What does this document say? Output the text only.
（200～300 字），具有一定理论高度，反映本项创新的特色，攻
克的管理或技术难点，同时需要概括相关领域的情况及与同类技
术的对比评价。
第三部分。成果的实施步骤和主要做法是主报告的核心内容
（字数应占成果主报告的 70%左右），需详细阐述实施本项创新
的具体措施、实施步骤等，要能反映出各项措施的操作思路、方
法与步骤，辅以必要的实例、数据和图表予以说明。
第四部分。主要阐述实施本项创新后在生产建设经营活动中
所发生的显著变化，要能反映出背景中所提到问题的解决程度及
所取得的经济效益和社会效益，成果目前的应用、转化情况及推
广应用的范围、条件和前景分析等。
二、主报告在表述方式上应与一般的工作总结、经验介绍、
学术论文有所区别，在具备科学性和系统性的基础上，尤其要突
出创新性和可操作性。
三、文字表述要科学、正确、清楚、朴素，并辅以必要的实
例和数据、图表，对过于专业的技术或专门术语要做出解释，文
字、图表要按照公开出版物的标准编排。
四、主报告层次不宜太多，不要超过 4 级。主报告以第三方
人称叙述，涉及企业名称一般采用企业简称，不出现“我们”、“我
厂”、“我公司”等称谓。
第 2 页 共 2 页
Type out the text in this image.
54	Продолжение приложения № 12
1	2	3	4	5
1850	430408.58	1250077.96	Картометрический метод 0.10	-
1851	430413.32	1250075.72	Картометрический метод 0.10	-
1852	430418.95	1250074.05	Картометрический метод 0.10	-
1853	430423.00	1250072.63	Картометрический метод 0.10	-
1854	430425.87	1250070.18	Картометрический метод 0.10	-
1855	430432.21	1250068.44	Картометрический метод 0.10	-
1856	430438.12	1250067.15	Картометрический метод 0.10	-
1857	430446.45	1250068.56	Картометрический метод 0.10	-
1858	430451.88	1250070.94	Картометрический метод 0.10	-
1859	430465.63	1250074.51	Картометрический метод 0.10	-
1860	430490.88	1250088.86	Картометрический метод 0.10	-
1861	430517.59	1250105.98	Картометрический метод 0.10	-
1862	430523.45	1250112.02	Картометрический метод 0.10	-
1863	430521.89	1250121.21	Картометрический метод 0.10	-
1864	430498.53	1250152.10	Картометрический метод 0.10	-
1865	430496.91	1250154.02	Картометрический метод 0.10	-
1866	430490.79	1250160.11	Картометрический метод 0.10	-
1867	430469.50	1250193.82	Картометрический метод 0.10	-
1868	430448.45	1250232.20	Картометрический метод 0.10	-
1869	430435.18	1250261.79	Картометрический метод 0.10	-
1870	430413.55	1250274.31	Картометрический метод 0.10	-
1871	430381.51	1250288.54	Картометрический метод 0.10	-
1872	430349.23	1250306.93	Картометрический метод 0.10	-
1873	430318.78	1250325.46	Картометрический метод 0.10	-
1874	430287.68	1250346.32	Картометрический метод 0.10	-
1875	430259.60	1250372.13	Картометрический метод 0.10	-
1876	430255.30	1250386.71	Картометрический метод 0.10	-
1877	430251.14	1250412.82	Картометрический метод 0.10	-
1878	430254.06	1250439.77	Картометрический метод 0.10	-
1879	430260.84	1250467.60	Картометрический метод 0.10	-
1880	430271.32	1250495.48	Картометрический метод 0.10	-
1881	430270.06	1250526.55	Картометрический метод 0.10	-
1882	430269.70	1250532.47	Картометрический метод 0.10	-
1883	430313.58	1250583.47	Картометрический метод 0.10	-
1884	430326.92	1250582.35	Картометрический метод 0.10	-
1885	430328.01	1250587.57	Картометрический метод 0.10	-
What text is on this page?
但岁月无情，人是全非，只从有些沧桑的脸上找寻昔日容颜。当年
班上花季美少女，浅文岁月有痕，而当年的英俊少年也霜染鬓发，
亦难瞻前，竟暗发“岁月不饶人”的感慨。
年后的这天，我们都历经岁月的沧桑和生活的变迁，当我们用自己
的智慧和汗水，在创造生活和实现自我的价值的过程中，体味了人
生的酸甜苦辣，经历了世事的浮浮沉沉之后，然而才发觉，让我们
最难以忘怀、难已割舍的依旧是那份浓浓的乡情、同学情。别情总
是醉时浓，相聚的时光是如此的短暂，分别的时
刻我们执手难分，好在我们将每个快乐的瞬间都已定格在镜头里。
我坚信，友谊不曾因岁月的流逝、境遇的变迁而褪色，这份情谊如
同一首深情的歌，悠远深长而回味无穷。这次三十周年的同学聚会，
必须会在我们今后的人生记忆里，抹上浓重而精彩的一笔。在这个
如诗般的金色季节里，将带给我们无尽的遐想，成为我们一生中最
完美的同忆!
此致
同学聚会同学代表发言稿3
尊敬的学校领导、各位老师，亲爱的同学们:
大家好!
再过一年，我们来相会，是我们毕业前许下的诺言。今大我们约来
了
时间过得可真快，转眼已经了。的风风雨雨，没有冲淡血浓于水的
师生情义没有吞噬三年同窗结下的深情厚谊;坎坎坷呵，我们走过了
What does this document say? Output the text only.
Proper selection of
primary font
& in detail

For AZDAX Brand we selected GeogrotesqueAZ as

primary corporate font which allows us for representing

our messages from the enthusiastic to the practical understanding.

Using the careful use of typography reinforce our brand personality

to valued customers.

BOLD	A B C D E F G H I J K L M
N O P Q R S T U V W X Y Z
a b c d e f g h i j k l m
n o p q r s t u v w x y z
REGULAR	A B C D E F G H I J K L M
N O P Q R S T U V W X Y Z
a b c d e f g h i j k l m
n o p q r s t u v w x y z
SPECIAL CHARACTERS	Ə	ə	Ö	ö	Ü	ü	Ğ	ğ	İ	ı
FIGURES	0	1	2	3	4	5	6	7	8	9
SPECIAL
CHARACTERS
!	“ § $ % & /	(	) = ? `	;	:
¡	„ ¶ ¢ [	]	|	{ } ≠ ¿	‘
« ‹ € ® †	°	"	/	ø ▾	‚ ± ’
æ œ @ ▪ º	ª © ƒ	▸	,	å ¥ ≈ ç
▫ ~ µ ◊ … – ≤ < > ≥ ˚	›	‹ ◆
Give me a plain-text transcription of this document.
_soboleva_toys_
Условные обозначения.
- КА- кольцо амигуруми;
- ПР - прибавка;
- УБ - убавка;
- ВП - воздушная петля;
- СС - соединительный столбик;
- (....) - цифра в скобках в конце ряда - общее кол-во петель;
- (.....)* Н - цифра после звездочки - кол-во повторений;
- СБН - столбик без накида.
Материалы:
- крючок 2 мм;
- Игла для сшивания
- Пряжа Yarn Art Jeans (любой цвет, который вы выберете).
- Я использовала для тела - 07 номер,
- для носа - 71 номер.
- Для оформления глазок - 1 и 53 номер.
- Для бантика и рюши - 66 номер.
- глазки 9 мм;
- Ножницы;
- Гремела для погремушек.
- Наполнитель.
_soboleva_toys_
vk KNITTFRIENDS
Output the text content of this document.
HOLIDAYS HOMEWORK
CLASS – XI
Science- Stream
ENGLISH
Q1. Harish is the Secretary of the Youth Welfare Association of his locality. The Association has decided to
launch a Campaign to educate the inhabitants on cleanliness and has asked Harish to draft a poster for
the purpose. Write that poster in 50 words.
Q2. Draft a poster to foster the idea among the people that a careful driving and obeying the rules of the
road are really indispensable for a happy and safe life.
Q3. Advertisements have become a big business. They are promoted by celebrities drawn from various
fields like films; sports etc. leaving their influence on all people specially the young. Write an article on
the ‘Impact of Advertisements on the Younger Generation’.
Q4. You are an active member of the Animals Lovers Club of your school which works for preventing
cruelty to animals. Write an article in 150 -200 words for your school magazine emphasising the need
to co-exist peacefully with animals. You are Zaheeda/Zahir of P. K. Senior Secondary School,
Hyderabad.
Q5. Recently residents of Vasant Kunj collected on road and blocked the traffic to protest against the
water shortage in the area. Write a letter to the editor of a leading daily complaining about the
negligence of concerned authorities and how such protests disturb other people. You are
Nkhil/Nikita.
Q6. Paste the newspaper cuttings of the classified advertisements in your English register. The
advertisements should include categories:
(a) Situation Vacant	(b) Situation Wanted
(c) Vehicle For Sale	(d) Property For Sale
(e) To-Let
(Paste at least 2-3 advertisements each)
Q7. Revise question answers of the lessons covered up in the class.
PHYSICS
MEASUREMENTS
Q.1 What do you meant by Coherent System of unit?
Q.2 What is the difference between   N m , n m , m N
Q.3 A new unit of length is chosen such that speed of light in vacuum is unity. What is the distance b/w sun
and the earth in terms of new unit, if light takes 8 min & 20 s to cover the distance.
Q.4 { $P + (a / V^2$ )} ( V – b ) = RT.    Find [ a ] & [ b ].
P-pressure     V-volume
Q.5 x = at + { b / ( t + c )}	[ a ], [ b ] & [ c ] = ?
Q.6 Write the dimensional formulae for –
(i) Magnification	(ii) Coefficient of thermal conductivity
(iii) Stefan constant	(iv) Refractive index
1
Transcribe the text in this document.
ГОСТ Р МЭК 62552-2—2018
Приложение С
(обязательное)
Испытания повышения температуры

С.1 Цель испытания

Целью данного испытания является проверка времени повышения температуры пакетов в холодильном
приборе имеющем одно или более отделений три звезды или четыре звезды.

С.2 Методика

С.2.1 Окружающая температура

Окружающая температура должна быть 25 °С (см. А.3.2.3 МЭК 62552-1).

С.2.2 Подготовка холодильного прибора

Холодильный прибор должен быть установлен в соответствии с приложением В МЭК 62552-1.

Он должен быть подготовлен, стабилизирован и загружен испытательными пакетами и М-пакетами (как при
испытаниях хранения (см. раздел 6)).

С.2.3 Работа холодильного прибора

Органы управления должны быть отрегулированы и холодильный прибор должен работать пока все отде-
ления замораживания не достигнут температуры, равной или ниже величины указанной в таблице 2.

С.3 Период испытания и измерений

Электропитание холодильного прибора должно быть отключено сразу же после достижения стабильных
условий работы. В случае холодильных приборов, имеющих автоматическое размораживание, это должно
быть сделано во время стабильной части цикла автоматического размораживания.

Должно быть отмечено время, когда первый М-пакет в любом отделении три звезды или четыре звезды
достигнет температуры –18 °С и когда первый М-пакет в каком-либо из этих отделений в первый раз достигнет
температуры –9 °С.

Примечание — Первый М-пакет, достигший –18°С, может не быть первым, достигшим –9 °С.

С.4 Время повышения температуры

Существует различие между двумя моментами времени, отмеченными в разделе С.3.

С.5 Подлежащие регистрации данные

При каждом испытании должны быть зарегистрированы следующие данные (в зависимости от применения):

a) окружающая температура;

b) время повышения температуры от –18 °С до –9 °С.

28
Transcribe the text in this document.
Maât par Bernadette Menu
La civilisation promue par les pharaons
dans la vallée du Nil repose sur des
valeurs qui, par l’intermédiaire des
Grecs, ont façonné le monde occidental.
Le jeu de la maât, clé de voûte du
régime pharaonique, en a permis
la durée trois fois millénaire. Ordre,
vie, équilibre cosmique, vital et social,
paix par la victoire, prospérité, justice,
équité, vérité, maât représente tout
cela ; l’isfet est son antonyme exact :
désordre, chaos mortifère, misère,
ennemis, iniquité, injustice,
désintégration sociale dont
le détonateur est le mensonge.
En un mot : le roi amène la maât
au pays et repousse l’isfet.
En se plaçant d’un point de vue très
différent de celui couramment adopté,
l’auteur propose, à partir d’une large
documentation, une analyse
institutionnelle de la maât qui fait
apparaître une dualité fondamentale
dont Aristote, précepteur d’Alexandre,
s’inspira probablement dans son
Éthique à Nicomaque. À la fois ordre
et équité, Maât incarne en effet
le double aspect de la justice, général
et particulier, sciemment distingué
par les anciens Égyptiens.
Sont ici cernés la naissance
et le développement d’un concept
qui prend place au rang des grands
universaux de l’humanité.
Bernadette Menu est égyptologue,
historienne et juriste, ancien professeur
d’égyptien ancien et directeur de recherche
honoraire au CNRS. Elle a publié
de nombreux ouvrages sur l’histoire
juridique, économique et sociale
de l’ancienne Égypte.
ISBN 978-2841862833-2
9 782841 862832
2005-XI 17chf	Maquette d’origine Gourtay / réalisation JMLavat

* [WHAT IS REQUIRED]
Copy each line containing the word "this" from the data.

* [SOLUTION]
What does this document say? Output the text only.
Type out the text in this image.
What text is on this page?
What does this document say? Output the text only.
Give me a plain-text transcription of this document.
Output the text content of this document.
Transcribe the text in this document.
Transcribe the text in this document.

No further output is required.